# Challenges:
A - Copy the Eudora church history passage, everything from "First United Methodist" down to "and Christian Brugger.", replacing "missionary" with "minister".
B - Continue the Eudora church history passage past its final sentence.

--- Source passage ---

First Southern Baptist. Founded June 1, 1953 by Eudora Baptist Mission members, the group first met in the home of Myrtle and James Long with Vada Ritter, Violet Gray (age one), Barbara Noble, and Don and Richard Long (sons of Myrtle and James). Wilbur Noble led services there and, starting in August 1952 at the former Victory Theatre. The first elected officers were: Vincent Miller (Sunday school superintendent), Bernice Broyles (church clerk), Clinton Williams (choir director), Jessie (Nadine) Button (pianist), and Joan Gaunt (treasurer). On February 22, 1953, the Eudora Baptist Mission was formally organized as the Eudora Baptist Church. The church bought five lots on the corner of Eleventh Street and Main Street in the fall of 1953. Volunteers built a basement there and held services and Sunday school there until they completed the upstairs sanctuary in 1957. Before that time, baptisms were done in the Kansas River, said Mary Beam, a member who was baptized in a Weaver Bottoms’ mud hole left by the 1951 flood. Built in spring 1966, the education unit tripled the educational facilities. Members also remodeled the basement that year. A bus ministry began in June 1974, and, a few months later, a mission began at Clearview City with Tom Patton as pastor. Another mission, the Greenwood Heights Mission in Shawnee, later became the Trinity Baptist Church. After many years, the parsonage built in 1954 at Eleventh Street and Main Street and west of the church was sold for use as a private home, said Nellie Hicks as quoted in the May 29, 2003 Eudora News. In May 2009, 900 volunteers with Baptist Builders for Christ, a nationwide group of amateur builders, constructed the 12,000-square-foot building at 525 W. 20th St.
First United Methodist Church. Slavery split the Methodist Episcopal Church in 1848. Abraham Still became part of the Northern Conference that opposed slavery and served as a Methodist missionary in Eudora from 1848 to 1854. Monticello Circuit preachers, including J.S. Kine, G.W. Paddock, C.J. Lovejoy, J.C. Tilford, on the Franklin Circuit held worship services in Eudora in 1859 to 1860. Later ministers (and often Baker University students) were John T. Miller, Adam Mueller, Frederick Jansen, C. Steinmeyer, and Christian Brugger.

--- Supplied records ---

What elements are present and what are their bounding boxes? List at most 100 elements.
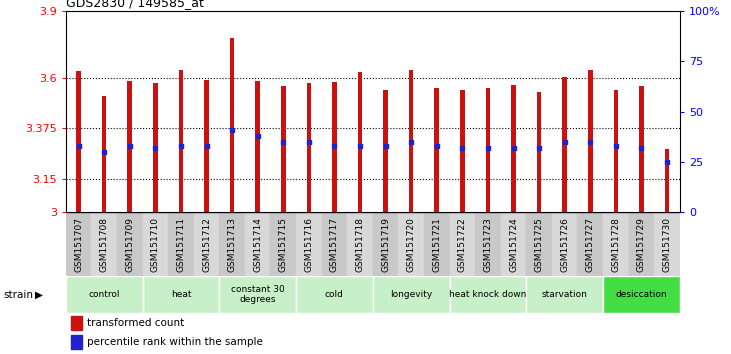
Text: GSM151730: GSM151730 — [662, 217, 672, 273]
Bar — [654, 212, 680, 276]
Text: GSM151710: GSM151710 — [151, 217, 160, 273]
Bar — [562, 77, 567, 212]
Point — [610, 143, 621, 149]
Point — [277, 139, 289, 144]
Text: GSM151727: GSM151727 — [586, 217, 595, 272]
Bar — [398, 212, 424, 276]
Bar — [296, 276, 373, 313]
Bar — [409, 70, 414, 212]
Bar — [143, 276, 219, 313]
Text: heat: heat — [170, 290, 192, 299]
Point — [380, 143, 392, 149]
Text: transformed count: transformed count — [87, 319, 184, 329]
Bar — [450, 276, 526, 313]
Bar — [281, 86, 286, 212]
Bar — [511, 85, 516, 212]
Bar — [475, 212, 501, 276]
Bar — [347, 212, 373, 276]
Bar — [296, 212, 322, 276]
Text: GSM151717: GSM151717 — [330, 217, 339, 273]
Bar — [219, 212, 245, 276]
Text: GSM151711: GSM151711 — [176, 217, 186, 273]
Bar — [603, 212, 629, 276]
Bar — [332, 82, 337, 212]
Point — [354, 143, 366, 149]
Point — [482, 145, 494, 151]
Bar — [270, 212, 296, 276]
Bar — [526, 276, 603, 313]
Point — [456, 145, 469, 151]
Bar — [552, 212, 577, 276]
Point — [73, 143, 84, 149]
Bar — [603, 276, 680, 313]
Text: GSM151723: GSM151723 — [483, 217, 493, 272]
Text: ▶: ▶ — [35, 290, 43, 300]
Text: control: control — [88, 290, 120, 299]
Point — [405, 139, 417, 144]
Bar — [501, 212, 526, 276]
Text: GSM151720: GSM151720 — [406, 217, 416, 272]
Bar — [373, 212, 398, 276]
Bar — [629, 212, 654, 276]
Bar — [230, 38, 235, 212]
Text: GSM151713: GSM151713 — [227, 217, 237, 273]
Bar — [639, 86, 644, 212]
Text: starvation: starvation — [542, 290, 588, 299]
Text: GSM151714: GSM151714 — [253, 217, 262, 272]
Bar — [102, 96, 107, 212]
Text: GSM151709: GSM151709 — [125, 217, 135, 273]
Bar — [143, 212, 168, 276]
Bar — [537, 92, 542, 212]
Bar — [168, 212, 194, 276]
Bar — [255, 81, 260, 212]
Text: longevity: longevity — [390, 290, 432, 299]
Bar — [577, 212, 603, 276]
Point — [558, 139, 570, 144]
Text: GSM151721: GSM151721 — [432, 217, 442, 272]
Text: GSM151715: GSM151715 — [279, 217, 288, 273]
Text: GDS2830 / 149585_at: GDS2830 / 149585_at — [66, 0, 204, 10]
Bar — [306, 84, 311, 212]
Bar — [424, 212, 450, 276]
Text: cold: cold — [325, 290, 344, 299]
Text: GSM151722: GSM151722 — [458, 217, 467, 272]
Bar — [245, 212, 270, 276]
Bar — [91, 212, 117, 276]
Bar — [460, 90, 465, 212]
Text: GSM151708: GSM151708 — [99, 217, 109, 273]
Text: GSM151707: GSM151707 — [74, 217, 83, 273]
Text: GSM151724: GSM151724 — [509, 217, 518, 272]
Text: percentile rank within the sample: percentile rank within the sample — [87, 337, 262, 347]
Text: strain: strain — [4, 290, 34, 300]
Bar — [219, 276, 296, 313]
Bar — [322, 212, 347, 276]
Bar — [153, 84, 158, 212]
Text: GSM151716: GSM151716 — [304, 217, 314, 273]
Bar — [383, 90, 388, 212]
Text: GSM151729: GSM151729 — [637, 217, 646, 272]
Bar — [664, 148, 670, 212]
Bar — [450, 212, 475, 276]
Point — [175, 143, 187, 149]
Bar — [71, 335, 82, 349]
Point — [431, 143, 442, 149]
Bar — [526, 212, 552, 276]
Point — [534, 145, 545, 151]
Bar — [66, 276, 143, 313]
Point — [303, 139, 315, 144]
Point — [149, 145, 161, 151]
Bar — [71, 316, 82, 330]
Bar — [357, 72, 363, 212]
Bar — [66, 212, 91, 276]
Text: desiccation: desiccation — [616, 290, 667, 299]
Point — [98, 149, 110, 155]
Bar — [373, 276, 450, 313]
Bar — [194, 212, 219, 276]
Bar — [76, 71, 81, 212]
Text: GSM151718: GSM151718 — [355, 217, 365, 273]
Point — [200, 143, 212, 149]
Bar — [588, 70, 593, 212]
Bar — [485, 88, 491, 212]
Text: heat knock down: heat knock down — [450, 290, 526, 299]
Bar — [178, 70, 183, 212]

---

# Final results:
A -
First United Methodist Church. Slavery split the Methodist Episcopal Church in 1848. Abraham Still became part of the Northern Conference that opposed slavery and served as a Methodist minister in Eudora from 1848 to 1854. Monticello Circuit preachers, including J.S. Kine, G.W. Paddock, C.J. Lovejoy, J.C. Tilford, on the Franklin Circuit held worship services in Eudora in 1859 to 1860. Later ministers (and often Baker University students) were John T. Miller, Adam Mueller, Frederick Jansen, C. Steinmeyer, and Christian Brugger.

B -
German Methodists. August Mecke started a church for German Methodists at Captain’s Creek (Clearfield) around 1860. Members also bought a stone dwelling at Sixth Street and Main Street for $600 in 1870. Worship services took place on the second story; a Brugger [perhaps Brueggan] lived on the first story. Charter members were Henry Abels, Gustave Rosenau, Herman Gabriel, Dan Hunzicker, Frederick Weibel, Jacob Hammig, Jacob Hersch, William Bartz, Charles Albrecht, Ernest Abels, Mrs. Dan Miller, John Brender, and August Faimer. In 1881, the 50-member congregation built a wood frame 36-foot by 44-foot building for $2,500 on the west side of Church Street between Eighth Street and Ninth Street at about 815 Church Street. A parsonage built by Frank Brender south of this church in 1884 burnt in 1928 when the Daugherty family lived there. John Edelbrock razed the church building.
Church members used to host an annual picnic at the old Fendt Grove, according to a 1910 news account. Records also show the women organized Frauens Verein, a foreign missionary society, and baked goods to fund their work and support the church. Its records, written in German until 1914, show the 1902 membership as: Minnie Reichardt, Minnie Walter, Louise Abels, Caroline Schaefer, Margarethe Albrecht, Elizabeth Miller, Mary Rosenau, Mary Kraettle, May Gutknecht, Dora Mertz, Elizabeth Diedrich, Rosina Abels, Hanna Rausch, Anna Hunzikcer, Margaretha Wuensch, Rebekka Schneider, Caroline May, Lydia Fiehler, Julia Leonhardt, Christine Eisele, Caroline Bohnsack, Christine Schroeder, Louise Baecker, Mary Ahrens, Tillie Rosenau, Emma Eislele, Dora Gabriel, and Mrs. Feldman.
Another group of German Methodists started a church in 1859 along the Johnson County line and Captain’s Creek. Early members were August and Frances Gabriel (1867), Louis and Marie Lefman (1876), Alex and E. Gnase (1873), Jacob and Christian Kanzig (1885) along with the Brecheisen, Miller, and Knabe families. The Methodist church built in 1882 at Captain’s Creek was named the “little church in the valley,” and later known as the “little blue church.” It got the name “blue,” said Eudora historian Fern Long, because its inner walls were painted blue. On land donated by the Knabe family, the church was two miles north and two miles east of Clearfield, said area residents. It shared a minister with Eudora until 1955. Some members, including the Amos Westerhouse, Eugene Westerhouse, Philip Lefman, Alvin Gabriel, and Harold Gabriel families joined the Eudora congregation when it got a full-time minister.
English Methodists. English-speaking Methodist records date to 1885 when members met in the Sixth Street church vacated by the German Methodists. Some (for example, the Gilmores, Hills, Fullers, and Westheffers) had been meeting at the Kaw Valley Methodist church at the Hughes home on east Fifteenth Street about three and one-half miles west of Eudora. (Others joined the Belleview and Roscoe Methodist churches that started around 1887. The Roscoe members met in the Roscoe school building that had a front door sign saying “Don’t spit on the floor.”) Founders included Mrs. Agnes Fuller, Mrs. Tom Rayson, Minnie McCrea (a blind pianist), George Rayson, and Mr. and Mrs. John Gilmore.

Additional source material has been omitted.